Records supplied =>

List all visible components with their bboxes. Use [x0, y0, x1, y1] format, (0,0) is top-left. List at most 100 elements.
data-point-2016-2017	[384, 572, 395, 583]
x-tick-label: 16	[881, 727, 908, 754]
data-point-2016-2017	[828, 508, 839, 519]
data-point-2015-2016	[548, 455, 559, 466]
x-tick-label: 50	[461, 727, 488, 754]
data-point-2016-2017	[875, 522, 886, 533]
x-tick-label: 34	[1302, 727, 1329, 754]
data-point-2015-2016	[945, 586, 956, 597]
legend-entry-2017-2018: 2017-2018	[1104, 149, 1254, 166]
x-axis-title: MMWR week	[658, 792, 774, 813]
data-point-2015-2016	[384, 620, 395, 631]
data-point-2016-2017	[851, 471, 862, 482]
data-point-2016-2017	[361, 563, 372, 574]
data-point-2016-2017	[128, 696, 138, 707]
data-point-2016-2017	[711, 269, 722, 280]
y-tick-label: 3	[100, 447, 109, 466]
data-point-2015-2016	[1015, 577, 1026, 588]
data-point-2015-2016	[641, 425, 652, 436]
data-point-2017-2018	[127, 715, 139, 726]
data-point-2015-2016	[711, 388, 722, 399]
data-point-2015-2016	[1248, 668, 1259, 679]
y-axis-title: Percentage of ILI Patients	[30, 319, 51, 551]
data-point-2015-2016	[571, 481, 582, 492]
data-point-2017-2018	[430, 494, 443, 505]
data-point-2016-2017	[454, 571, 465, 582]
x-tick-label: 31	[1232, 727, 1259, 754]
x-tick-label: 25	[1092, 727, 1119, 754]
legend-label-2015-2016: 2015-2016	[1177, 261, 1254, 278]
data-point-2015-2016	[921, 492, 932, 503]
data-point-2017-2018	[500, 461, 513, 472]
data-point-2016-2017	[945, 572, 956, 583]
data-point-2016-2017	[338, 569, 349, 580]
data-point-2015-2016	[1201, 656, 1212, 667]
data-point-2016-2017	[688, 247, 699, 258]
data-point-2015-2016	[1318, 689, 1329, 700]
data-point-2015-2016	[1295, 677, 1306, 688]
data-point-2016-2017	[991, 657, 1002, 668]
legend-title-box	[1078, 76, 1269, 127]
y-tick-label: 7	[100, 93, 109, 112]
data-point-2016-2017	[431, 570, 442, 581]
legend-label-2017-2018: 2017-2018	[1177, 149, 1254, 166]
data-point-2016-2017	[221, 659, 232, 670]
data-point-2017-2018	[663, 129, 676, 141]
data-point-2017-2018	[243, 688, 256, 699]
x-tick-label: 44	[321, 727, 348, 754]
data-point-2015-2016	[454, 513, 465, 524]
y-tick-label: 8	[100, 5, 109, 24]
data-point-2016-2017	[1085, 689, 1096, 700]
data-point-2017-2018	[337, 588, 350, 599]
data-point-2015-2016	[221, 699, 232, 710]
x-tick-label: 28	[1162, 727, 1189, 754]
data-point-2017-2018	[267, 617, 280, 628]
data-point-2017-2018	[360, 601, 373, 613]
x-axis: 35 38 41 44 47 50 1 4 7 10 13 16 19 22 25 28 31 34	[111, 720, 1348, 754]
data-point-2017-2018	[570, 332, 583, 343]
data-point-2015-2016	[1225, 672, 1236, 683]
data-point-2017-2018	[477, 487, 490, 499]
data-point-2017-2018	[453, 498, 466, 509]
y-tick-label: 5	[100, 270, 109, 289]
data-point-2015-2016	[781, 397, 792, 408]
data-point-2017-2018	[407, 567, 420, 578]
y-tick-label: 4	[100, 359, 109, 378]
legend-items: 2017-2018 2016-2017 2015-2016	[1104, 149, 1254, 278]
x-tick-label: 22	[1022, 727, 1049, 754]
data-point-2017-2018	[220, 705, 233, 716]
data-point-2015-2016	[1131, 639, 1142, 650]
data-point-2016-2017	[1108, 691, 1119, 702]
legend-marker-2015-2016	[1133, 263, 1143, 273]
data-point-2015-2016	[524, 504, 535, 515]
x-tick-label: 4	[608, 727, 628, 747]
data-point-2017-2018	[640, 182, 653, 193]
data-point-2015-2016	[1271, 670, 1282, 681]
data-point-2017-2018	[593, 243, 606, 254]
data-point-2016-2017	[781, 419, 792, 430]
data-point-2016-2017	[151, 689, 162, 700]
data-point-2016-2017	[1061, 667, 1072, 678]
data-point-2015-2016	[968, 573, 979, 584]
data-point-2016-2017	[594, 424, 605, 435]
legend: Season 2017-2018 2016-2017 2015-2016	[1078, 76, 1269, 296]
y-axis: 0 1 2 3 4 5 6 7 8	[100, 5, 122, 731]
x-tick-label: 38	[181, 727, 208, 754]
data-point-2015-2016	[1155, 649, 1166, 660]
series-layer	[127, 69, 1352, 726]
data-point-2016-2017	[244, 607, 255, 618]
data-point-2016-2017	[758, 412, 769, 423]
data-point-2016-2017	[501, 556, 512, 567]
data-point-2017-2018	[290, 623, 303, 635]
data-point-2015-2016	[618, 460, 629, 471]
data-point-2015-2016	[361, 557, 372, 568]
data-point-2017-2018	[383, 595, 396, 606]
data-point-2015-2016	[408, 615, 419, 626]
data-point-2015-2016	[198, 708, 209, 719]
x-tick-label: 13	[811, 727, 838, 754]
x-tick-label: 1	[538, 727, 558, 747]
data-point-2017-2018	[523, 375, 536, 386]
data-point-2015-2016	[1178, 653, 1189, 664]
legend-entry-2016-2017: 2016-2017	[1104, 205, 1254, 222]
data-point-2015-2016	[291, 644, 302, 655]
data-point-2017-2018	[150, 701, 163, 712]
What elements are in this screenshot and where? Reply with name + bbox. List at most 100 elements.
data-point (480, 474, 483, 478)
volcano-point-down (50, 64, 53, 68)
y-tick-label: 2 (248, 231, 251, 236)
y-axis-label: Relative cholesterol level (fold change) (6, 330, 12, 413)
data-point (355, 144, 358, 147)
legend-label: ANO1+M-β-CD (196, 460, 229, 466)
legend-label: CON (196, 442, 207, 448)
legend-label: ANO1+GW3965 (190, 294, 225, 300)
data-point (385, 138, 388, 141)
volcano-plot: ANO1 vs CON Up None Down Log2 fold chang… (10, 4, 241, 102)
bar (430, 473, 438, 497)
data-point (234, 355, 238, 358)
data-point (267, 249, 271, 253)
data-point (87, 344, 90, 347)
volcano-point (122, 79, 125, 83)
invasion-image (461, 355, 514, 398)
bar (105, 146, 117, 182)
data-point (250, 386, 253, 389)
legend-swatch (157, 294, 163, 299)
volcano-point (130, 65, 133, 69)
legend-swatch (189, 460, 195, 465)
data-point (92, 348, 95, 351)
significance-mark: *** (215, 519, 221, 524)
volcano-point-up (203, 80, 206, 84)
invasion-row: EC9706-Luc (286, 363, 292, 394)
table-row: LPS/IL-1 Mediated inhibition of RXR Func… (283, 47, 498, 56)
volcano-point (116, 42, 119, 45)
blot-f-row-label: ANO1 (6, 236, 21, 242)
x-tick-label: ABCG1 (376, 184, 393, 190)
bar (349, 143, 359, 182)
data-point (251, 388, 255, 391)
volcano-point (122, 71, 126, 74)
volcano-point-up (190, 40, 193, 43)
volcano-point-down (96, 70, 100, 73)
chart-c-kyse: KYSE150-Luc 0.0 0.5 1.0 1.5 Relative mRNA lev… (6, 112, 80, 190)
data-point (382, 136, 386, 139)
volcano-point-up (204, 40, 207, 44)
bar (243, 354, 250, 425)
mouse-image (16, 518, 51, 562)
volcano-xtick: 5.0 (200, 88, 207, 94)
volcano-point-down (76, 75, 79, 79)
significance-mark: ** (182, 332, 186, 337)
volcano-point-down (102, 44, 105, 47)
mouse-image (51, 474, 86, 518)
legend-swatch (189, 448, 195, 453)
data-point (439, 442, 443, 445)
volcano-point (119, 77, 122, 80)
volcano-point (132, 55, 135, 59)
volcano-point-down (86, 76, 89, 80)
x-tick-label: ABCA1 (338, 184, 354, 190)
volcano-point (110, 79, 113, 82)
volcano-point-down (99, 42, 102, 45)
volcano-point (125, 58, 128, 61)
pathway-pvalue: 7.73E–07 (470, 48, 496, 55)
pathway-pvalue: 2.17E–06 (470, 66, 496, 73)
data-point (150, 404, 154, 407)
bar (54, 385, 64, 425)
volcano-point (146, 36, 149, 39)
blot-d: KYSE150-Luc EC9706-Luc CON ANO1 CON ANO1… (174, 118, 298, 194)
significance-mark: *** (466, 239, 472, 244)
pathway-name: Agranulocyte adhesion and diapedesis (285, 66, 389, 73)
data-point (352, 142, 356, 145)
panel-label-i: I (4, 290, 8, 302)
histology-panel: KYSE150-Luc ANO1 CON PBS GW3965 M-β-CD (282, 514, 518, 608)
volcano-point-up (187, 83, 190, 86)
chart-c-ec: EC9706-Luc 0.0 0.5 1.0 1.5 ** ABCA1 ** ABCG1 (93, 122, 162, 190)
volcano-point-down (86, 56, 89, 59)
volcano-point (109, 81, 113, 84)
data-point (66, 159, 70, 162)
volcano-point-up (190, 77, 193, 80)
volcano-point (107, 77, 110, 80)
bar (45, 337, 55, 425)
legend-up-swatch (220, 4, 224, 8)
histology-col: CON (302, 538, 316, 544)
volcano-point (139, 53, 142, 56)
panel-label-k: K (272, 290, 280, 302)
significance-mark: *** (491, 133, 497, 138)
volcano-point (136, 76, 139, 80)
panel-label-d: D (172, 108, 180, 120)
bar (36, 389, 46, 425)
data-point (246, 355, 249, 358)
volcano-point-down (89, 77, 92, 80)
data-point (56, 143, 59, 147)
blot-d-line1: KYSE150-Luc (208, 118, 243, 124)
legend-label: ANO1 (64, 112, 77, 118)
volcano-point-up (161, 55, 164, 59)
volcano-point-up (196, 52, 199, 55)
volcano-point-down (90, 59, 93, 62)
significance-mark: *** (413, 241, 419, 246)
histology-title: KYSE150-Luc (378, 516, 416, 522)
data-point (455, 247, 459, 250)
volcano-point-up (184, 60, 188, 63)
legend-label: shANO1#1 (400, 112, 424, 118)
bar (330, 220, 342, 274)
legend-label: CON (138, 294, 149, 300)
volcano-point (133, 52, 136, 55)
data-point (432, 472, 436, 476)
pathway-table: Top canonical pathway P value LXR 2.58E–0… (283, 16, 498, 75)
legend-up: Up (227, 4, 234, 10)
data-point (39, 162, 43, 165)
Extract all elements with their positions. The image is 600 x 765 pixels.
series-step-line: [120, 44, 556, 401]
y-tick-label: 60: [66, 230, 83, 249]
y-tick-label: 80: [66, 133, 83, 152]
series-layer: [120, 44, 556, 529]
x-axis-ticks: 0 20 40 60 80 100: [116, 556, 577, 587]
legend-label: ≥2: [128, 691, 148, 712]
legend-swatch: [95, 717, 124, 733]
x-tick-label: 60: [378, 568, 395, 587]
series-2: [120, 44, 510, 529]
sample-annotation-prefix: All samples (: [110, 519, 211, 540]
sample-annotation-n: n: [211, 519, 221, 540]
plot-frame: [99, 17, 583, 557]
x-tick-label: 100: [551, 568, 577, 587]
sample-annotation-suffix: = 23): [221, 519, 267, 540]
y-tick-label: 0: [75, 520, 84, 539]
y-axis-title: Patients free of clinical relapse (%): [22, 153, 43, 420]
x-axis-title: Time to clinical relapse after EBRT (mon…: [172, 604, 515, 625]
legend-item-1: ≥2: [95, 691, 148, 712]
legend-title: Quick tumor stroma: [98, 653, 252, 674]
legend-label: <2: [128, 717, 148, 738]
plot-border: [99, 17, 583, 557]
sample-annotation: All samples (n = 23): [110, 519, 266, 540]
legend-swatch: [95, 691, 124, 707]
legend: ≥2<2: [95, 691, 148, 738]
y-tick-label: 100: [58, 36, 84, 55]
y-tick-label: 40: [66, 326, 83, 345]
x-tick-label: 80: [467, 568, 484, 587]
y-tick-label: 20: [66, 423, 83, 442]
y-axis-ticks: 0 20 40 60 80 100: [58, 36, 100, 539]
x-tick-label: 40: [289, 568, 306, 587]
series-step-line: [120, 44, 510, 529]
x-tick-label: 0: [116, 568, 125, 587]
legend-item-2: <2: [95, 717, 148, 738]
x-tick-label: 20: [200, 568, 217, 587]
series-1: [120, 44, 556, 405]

Task directions =>
Extract, from the listing above, every line where the string "step" occurs.

Response box =>
series-step-line: [120, 44, 556, 401]
series-step-line: [120, 44, 510, 529]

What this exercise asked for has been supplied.